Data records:
[Start]

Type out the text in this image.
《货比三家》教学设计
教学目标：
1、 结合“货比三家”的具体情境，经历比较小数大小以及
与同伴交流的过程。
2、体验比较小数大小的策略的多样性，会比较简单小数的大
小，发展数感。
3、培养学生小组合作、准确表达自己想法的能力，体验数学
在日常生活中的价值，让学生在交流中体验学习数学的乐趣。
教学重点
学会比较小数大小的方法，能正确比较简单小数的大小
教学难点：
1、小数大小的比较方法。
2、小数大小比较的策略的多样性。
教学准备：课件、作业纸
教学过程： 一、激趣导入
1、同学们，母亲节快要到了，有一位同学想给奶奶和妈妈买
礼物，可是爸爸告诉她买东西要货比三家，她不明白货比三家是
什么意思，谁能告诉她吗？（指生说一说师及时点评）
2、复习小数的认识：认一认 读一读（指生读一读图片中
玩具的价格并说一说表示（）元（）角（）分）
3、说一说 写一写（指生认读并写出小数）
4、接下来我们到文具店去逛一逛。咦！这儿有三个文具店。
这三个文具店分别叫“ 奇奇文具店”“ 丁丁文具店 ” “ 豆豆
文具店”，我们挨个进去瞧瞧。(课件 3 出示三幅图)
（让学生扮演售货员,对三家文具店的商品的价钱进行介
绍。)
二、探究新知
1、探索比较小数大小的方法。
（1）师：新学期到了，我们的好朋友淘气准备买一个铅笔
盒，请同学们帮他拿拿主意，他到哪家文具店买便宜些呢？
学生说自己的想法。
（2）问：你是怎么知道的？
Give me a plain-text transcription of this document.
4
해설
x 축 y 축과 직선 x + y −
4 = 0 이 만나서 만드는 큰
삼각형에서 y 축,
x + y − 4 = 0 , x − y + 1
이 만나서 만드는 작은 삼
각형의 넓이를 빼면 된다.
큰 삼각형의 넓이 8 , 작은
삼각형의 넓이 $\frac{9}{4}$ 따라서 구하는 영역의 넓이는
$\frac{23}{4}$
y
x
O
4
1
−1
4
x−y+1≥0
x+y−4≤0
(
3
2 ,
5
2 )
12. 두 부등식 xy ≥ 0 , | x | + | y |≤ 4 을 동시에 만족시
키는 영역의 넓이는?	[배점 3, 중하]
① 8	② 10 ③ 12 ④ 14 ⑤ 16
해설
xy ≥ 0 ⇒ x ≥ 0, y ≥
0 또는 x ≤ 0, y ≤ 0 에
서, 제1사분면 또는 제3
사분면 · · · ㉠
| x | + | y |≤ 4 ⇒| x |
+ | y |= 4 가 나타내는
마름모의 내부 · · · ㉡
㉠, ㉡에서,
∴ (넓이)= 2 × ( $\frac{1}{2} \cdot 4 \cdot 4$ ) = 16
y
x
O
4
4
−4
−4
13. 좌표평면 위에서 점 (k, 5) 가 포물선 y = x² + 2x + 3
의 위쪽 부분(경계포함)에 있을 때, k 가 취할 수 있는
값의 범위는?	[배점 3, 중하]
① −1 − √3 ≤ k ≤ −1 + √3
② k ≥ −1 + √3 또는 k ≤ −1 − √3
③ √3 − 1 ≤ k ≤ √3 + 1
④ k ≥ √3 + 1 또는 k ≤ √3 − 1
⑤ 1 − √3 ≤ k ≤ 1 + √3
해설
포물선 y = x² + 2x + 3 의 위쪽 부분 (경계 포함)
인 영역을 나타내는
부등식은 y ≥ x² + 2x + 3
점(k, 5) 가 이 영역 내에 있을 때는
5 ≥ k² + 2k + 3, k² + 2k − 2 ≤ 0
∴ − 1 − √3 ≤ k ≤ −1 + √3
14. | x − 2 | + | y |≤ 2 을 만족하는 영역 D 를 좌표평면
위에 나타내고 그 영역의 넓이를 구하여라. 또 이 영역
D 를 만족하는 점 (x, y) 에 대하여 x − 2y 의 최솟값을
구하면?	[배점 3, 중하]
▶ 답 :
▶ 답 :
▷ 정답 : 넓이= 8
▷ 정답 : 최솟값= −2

[End]

Every line above needs to be retyped exactly.

Final result →
Type out the text in this image.
《货比三家》教学设计
教学目标：
1、 结合“货比三家”的具体情境，经历比较小数大小以及
与同伴交流的过程。
2、体验比较小数大小的策略的多样性，会比较简单小数的大
小，发展数感。
3、培养学生小组合作、准确表达自己想法的能力，体验数学
在日常生活中的价值，让学生在交流中体验学习数学的乐趣。
教学重点
学会比较小数大小的方法，能正确比较简单小数的大小
教学难点：
1、小数大小的比较方法。
2、小数大小比较的策略的多样性。
教学准备：课件、作业纸
教学过程： 一、激趣导入
1、同学们，母亲节快要到了，有一位同学想给奶奶和妈妈买
礼物，可是爸爸告诉她买东西要货比三家，她不明白货比三家是
什么意思，谁能告诉她吗？（指生说一说师及时点评）
2、复习小数的认识：认一认 读一读（指生读一读图片中
玩具的价格并说一说表示（）元（）角（）分）
3、说一说 写一写（指生认读并写出小数）
4、接下来我们到文具店去逛一逛。咦！这儿有三个文具店。
这三个文具店分别叫“ 奇奇文具店”“ 丁丁文具店 ” “ 豆豆
文具店”，我们挨个进去瞧瞧。(课件 3 出示三幅图)
（让学生扮演售货员,对三家文具店的商品的价钱进行介
绍。)
二、探究新知
1、探索比较小数大小的方法。
（1）师：新学期到了，我们的好朋友淘气准备买一个铅笔
盒，请同学们帮他拿拿主意，他到哪家文具店买便宜些呢？
学生说自己的想法。
（2）问：你是怎么知道的？
Give me a plain-text transcription of this document.
4
해설
x 축 y 축과 직선 x + y −
4 = 0 이 만나서 만드는 큰
삼각형에서 y 축,
x + y − 4 = 0 , x − y + 1
이 만나서 만드는 작은 삼
각형의 넓이를 빼면 된다.
큰 삼각형의 넓이 8 , 작은
삼각형의 넓이 $\frac{9}{4}$ 따라서 구하는 영역의 넓이는
$\frac{23}{4}$
y
x
O
4
1
−1
4
x−y+1≥0
x+y−4≤0
(
3
2 ,
5
2 )
12. 두 부등식 xy ≥ 0 , | x | + | y |≤ 4 을 동시에 만족시
키는 영역의 넓이는?	[배점 3, 중하]
① 8	② 10 ③ 12 ④ 14 ⑤ 16
해설
xy ≥ 0 ⇒ x ≥ 0, y ≥
0 또는 x ≤ 0, y ≤ 0 에
서, 제1사분면 또는 제3
사분면 · · · ㉠
| x | + | y |≤ 4 ⇒| x |
+ | y |= 4 가 나타내는
마름모의 내부 · · · ㉡
㉠, ㉡에서,
∴ (넓이)= 2 × ( $\frac{1}{2} \cdot 4 \cdot 4$ ) = 16
y
x
O
4
4
−4
−4
13. 좌표평면 위에서 점 (k, 5) 가 포물선 y = x² + 2x + 3
의 위쪽 부분(경계포함)에 있을 때, k 가 취할 수 있는
값의 범위는?	[배점 3, 중하]
① −1 − √3 ≤ k ≤ −1 + √3
② k ≥ −1 + √3 또는 k ≤ −1 − √3
③ √3 − 1 ≤ k ≤ √3 + 1
④ k ≥ √3 + 1 또는 k ≤ √3 − 1
⑤ 1 − √3 ≤ k ≤ 1 + √3
해설
포물선 y = x² + 2x + 3 의 위쪽 부분 (경계 포함)
인 영역을 나타내는
부등식은 y ≥ x² + 2x + 3
점(k, 5) 가 이 영역 내에 있을 때는
5 ≥ k² + 2k + 3, k² + 2k − 2 ≤ 0
∴ − 1 − √3 ≤ k ≤ −1 + √3
14. | x − 2 | + | y |≤ 2 을 만족하는 영역 D 를 좌표평면
위에 나타내고 그 영역의 넓이를 구하여라. 또 이 영역
D 를 만족하는 점 (x, y) 에 대하여 x − 2y 의 최솟값을
구하면?	[배점 3, 중하]
▶ 답 :
▶ 답 :
▷ 정답 : 넓이= 8
▷ 정답 : 최솟값= −2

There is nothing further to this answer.